Work required
Give the number of lines containing "green" in this listing, with no other words.

[Structured figure records]
★ ★ ★ ★

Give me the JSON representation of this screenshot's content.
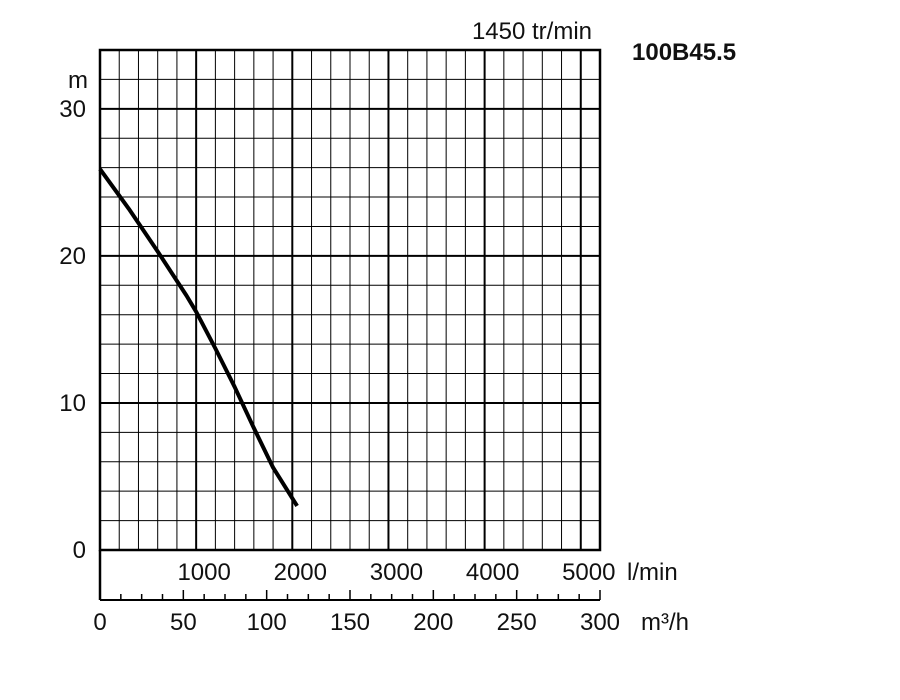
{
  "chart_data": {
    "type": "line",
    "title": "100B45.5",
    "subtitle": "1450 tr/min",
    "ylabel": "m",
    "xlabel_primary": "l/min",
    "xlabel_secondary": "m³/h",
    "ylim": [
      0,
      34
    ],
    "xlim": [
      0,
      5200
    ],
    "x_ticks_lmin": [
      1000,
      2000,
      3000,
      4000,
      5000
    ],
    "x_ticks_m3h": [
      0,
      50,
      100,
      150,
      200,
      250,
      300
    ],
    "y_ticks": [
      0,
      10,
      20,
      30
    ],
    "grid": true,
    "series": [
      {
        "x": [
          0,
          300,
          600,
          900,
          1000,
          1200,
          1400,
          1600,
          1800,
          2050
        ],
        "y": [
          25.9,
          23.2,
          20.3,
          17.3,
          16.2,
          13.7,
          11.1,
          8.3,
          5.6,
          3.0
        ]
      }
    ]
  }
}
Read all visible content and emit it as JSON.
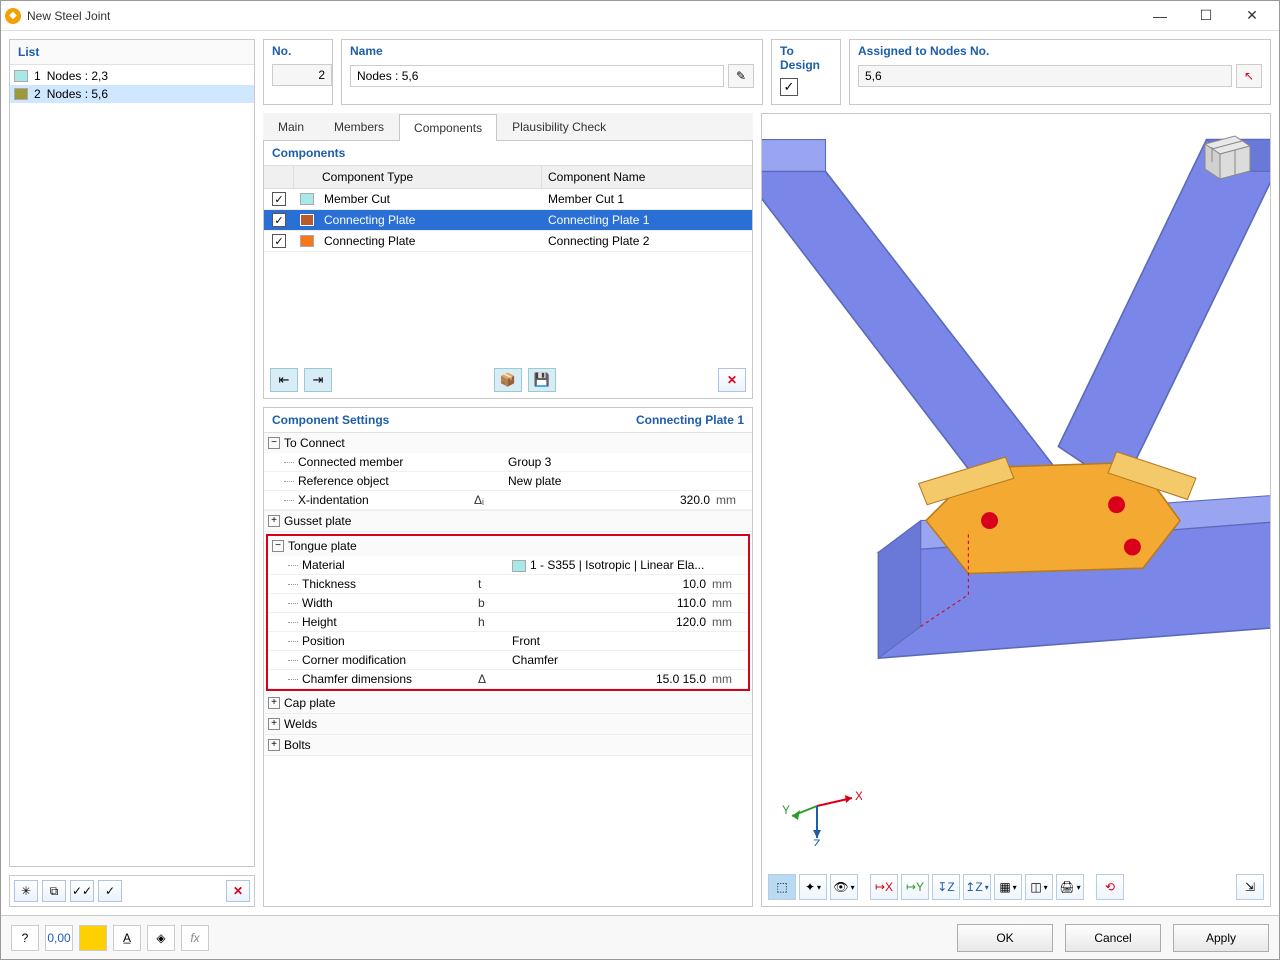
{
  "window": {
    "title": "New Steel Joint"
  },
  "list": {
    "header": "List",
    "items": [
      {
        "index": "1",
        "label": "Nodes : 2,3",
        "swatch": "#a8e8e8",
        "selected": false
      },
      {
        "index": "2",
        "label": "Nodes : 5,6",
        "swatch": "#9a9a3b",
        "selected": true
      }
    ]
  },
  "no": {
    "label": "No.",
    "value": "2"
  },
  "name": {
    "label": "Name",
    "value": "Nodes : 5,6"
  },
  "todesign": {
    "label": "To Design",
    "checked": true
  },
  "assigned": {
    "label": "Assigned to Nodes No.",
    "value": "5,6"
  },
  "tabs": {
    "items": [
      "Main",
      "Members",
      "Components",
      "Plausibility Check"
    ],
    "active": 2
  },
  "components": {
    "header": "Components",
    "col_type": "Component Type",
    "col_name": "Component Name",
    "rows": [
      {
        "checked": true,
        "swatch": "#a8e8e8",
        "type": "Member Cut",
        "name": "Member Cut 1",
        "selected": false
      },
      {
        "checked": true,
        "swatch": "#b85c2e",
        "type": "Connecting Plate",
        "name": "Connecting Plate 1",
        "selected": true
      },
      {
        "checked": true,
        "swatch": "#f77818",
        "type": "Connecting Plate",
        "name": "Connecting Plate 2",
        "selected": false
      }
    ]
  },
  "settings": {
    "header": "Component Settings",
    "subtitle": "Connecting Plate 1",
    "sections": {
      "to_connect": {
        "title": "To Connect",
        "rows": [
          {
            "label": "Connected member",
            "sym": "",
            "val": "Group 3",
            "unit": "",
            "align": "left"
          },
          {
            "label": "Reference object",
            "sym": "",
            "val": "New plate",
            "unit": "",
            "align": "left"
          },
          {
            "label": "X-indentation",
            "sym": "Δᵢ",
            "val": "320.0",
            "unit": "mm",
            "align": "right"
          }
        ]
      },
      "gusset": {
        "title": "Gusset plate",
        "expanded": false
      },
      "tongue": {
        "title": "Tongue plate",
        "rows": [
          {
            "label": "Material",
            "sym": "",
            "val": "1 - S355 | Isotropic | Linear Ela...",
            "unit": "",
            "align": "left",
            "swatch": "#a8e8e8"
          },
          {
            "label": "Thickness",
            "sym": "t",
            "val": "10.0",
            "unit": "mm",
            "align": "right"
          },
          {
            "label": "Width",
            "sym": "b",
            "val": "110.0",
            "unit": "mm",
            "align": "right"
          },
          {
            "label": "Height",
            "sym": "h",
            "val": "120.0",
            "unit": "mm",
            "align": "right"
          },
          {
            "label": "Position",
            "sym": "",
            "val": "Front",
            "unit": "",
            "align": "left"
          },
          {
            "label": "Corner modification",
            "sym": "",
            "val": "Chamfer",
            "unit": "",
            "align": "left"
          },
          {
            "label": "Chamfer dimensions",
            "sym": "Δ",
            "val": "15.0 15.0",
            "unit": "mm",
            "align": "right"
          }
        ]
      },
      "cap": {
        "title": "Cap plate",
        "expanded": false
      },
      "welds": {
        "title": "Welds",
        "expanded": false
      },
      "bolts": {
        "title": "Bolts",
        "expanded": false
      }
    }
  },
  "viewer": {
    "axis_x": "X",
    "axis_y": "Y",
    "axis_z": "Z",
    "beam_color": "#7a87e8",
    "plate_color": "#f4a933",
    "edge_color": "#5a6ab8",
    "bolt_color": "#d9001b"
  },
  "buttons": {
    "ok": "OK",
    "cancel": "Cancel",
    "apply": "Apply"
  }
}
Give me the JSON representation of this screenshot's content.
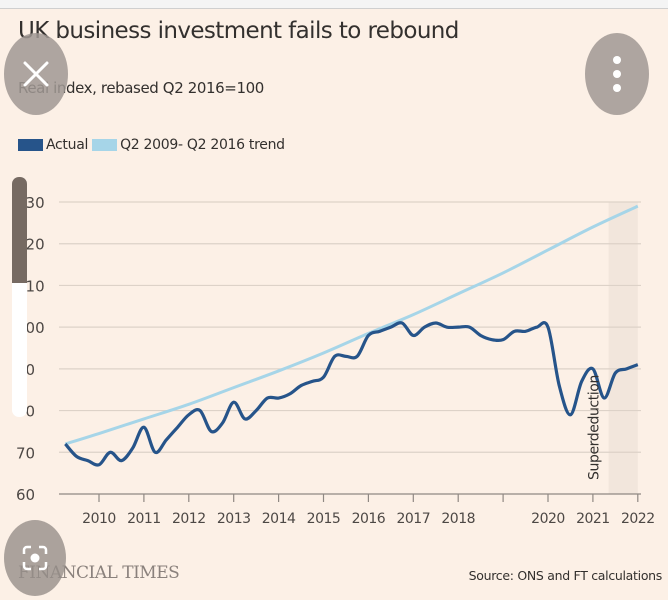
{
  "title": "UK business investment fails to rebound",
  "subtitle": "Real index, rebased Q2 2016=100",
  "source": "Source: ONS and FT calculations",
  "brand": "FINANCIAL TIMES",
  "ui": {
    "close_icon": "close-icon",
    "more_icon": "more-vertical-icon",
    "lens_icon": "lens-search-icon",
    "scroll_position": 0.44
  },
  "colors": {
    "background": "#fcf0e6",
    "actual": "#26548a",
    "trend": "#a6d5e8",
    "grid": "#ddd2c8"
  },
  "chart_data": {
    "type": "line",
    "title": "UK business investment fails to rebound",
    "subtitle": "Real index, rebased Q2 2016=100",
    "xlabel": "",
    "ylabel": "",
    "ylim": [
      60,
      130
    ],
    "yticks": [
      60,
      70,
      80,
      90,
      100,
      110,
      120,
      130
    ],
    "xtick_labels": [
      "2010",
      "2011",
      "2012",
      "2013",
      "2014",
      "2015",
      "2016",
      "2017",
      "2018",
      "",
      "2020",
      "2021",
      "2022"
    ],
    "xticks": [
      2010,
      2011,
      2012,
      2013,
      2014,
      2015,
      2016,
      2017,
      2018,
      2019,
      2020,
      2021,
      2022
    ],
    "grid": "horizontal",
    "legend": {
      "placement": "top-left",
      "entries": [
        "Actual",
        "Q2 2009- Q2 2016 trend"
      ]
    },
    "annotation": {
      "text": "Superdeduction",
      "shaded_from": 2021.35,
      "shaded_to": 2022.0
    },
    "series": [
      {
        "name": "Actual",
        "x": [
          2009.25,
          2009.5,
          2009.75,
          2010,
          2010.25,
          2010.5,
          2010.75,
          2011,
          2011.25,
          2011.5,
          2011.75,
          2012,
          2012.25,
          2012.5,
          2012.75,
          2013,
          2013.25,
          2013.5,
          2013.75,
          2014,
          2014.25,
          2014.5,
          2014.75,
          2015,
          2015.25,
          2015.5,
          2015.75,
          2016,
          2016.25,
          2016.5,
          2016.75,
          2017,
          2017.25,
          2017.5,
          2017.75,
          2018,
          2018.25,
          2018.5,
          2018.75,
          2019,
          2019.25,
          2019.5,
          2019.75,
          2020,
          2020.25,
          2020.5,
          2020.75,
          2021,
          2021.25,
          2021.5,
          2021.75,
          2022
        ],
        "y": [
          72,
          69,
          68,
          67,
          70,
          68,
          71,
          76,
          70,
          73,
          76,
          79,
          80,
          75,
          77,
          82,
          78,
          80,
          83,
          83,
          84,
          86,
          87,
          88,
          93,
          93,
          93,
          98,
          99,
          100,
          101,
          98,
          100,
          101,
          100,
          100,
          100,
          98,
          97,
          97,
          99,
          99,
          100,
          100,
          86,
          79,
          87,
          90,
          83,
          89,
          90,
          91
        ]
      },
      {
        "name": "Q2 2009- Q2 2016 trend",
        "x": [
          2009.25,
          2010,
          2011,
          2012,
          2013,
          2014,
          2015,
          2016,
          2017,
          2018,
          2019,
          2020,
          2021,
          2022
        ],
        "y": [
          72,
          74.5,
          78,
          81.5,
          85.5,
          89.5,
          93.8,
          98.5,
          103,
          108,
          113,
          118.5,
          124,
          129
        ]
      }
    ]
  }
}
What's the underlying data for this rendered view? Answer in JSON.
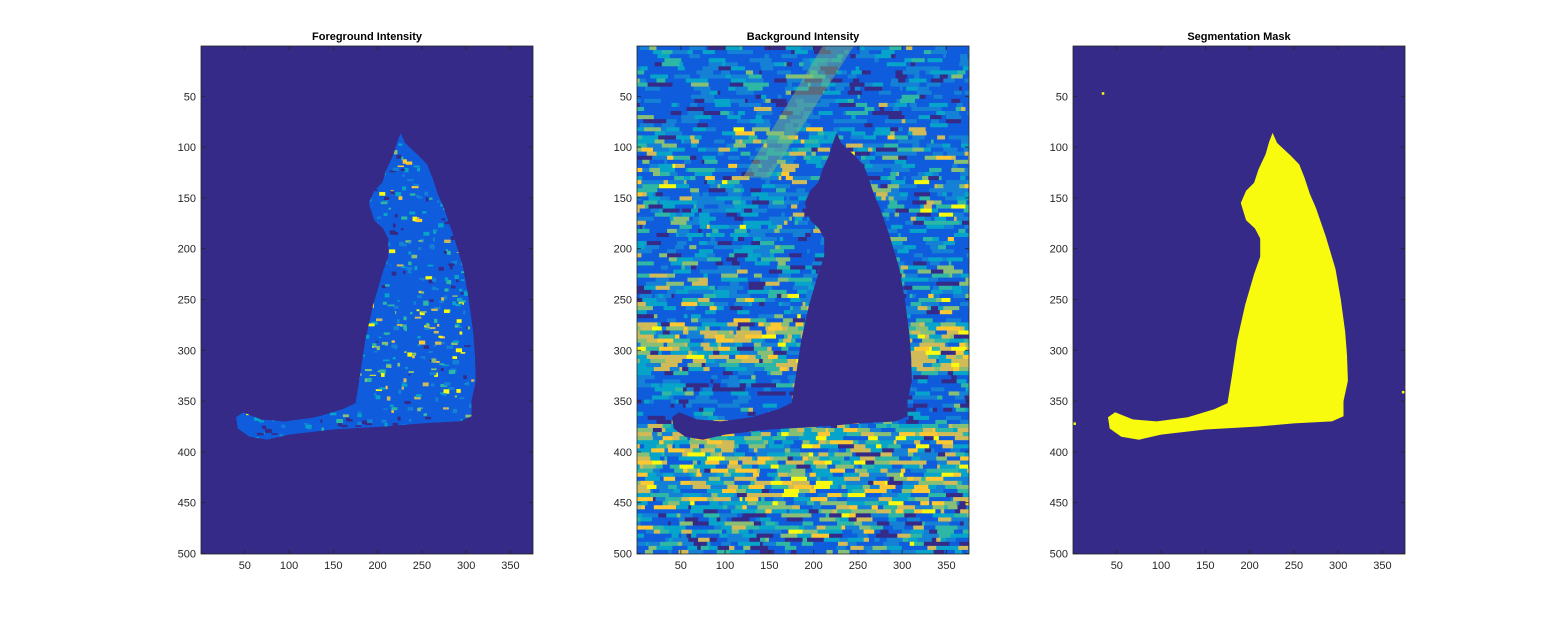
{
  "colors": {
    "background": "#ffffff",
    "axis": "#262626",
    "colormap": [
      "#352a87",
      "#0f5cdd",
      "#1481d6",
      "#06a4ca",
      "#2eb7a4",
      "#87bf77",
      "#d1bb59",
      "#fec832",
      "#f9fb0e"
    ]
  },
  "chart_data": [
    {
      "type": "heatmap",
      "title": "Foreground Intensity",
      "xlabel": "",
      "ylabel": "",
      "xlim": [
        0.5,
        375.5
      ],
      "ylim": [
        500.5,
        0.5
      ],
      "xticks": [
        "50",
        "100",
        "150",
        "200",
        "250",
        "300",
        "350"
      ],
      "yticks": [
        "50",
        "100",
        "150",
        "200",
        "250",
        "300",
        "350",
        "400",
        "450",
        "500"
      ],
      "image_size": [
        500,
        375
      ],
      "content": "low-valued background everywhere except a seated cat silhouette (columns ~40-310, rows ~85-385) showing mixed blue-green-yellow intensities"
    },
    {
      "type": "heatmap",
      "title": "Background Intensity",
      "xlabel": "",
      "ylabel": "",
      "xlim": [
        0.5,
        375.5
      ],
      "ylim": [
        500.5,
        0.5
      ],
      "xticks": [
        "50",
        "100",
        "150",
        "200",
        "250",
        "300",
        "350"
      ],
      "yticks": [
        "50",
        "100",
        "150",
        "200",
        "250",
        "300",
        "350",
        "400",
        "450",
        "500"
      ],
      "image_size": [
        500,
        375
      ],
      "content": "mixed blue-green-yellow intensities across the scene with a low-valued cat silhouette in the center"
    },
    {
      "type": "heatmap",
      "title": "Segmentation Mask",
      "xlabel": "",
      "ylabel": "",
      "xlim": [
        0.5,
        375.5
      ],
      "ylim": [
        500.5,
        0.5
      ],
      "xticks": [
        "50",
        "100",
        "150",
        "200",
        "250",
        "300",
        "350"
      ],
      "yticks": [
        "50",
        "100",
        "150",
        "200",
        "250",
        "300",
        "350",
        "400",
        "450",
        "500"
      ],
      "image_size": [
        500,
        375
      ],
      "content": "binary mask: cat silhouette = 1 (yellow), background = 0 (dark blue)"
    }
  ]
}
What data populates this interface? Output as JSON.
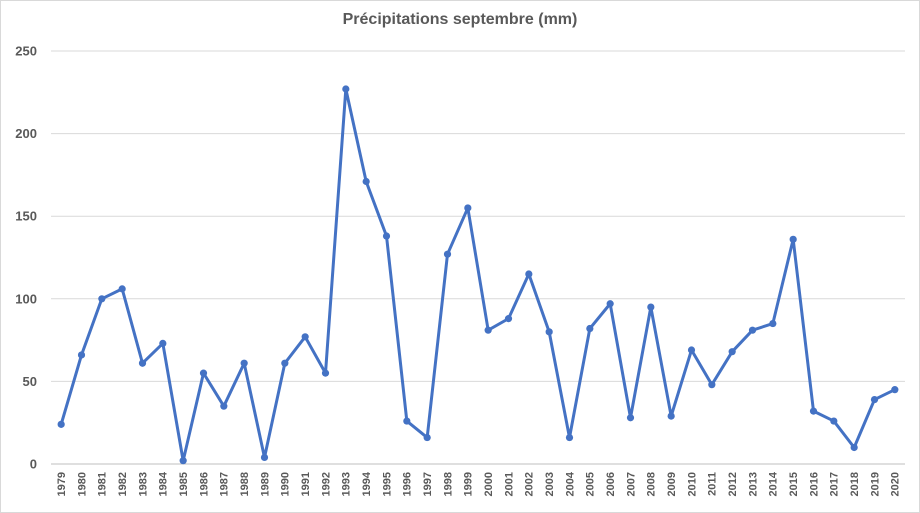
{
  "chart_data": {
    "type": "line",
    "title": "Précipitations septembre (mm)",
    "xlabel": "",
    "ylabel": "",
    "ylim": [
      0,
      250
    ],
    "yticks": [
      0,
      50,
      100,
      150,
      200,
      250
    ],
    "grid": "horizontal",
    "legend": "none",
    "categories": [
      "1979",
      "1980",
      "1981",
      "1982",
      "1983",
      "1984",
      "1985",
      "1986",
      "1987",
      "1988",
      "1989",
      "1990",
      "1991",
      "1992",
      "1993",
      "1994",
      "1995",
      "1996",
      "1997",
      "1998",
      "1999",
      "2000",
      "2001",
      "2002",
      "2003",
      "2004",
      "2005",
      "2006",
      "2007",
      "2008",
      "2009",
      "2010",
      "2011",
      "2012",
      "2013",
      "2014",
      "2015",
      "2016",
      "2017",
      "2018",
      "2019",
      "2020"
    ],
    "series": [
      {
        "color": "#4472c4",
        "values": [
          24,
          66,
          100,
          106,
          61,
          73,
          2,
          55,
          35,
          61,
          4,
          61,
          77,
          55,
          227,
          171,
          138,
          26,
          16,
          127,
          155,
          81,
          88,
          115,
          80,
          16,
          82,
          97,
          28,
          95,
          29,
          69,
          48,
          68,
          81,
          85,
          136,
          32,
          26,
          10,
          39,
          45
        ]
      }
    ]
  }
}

★ ★ ★ ★

Written response
2